Input data:

########

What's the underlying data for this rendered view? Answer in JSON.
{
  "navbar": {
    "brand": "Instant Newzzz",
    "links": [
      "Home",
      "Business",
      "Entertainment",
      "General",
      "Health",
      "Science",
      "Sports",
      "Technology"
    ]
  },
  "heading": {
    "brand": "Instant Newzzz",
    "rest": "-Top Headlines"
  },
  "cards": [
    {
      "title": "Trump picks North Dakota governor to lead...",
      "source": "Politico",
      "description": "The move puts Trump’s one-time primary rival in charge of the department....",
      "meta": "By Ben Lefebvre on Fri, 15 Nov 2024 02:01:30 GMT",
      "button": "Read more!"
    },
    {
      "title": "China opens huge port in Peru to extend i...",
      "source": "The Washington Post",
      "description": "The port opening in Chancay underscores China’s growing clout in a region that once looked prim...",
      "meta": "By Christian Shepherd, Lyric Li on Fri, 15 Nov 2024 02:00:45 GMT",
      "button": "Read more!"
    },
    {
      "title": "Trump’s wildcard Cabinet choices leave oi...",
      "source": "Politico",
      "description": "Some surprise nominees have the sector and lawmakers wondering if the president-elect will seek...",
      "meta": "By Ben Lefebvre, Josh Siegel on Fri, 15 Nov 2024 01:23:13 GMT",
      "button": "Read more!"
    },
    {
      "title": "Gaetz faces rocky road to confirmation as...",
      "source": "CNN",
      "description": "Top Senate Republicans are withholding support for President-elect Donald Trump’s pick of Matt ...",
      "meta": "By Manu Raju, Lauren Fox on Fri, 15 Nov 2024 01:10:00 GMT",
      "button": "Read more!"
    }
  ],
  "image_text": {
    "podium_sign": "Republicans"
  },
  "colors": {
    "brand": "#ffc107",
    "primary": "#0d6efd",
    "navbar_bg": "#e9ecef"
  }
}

########

What needs to be done:
Please output every record, keeping each line exact.

Completed task:
What's the underlying data for this rendered view? Answer in JSON.
{
  "navbar": {
    "brand": "Instant Newzzz",
    "links": [
      "Home",
      "Business",
      "Entertainment",
      "General",
      "Health",
      "Science",
      "Sports",
      "Technology"
    ]
  },
  "heading": {
    "brand": "Instant Newzzz",
    "rest": "-Top Headlines"
  },
  "cards": [
    {
      "title": "Trump picks North Dakota governor to lead...",
      "source": "Politico",
      "description": "The move puts Trump’s one-time primary rival in charge of the department....",
      "meta": "By Ben Lefebvre on Fri, 15 Nov 2024 02:01:30 GMT",
      "button": "Read more!"
    },
    {
      "title": "China opens huge port in Peru to extend i...",
      "source": "The Washington Post",
      "description": "The port opening in Chancay underscores China’s growing clout in a region that once looked prim...",
      "meta": "By Christian Shepherd, Lyric Li on Fri, 15 Nov 2024 02:00:45 GMT",
      "button": "Read more!"
    },
    {
      "title": "Trump’s wildcard Cabinet choices leave oi...",
      "source": "Politico",
      "description": "Some surprise nominees have the sector and lawmakers wondering if the president-elect will seek...",
      "meta": "By Ben Lefebvre, Josh Siegel on Fri, 15 Nov 2024 01:23:13 GMT",
      "button": "Read more!"
    },
    {
      "title": "Gaetz faces rocky road to confirmation as...",
      "source": "CNN",
      "description": "Top Senate Republicans are withholding support for President-elect Donald Trump’s pick of Matt ...",
      "meta": "By Manu Raju, Lauren Fox on Fri, 15 Nov 2024 01:10:00 GMT",
      "button": "Read more!"
    }
  ],
  "image_text": {
    "podium_sign": "Republicans"
  },
  "colors": {
    "brand": "#ffc107",
    "primary": "#0d6efd",
    "navbar_bg": "#e9ecef"
  }
}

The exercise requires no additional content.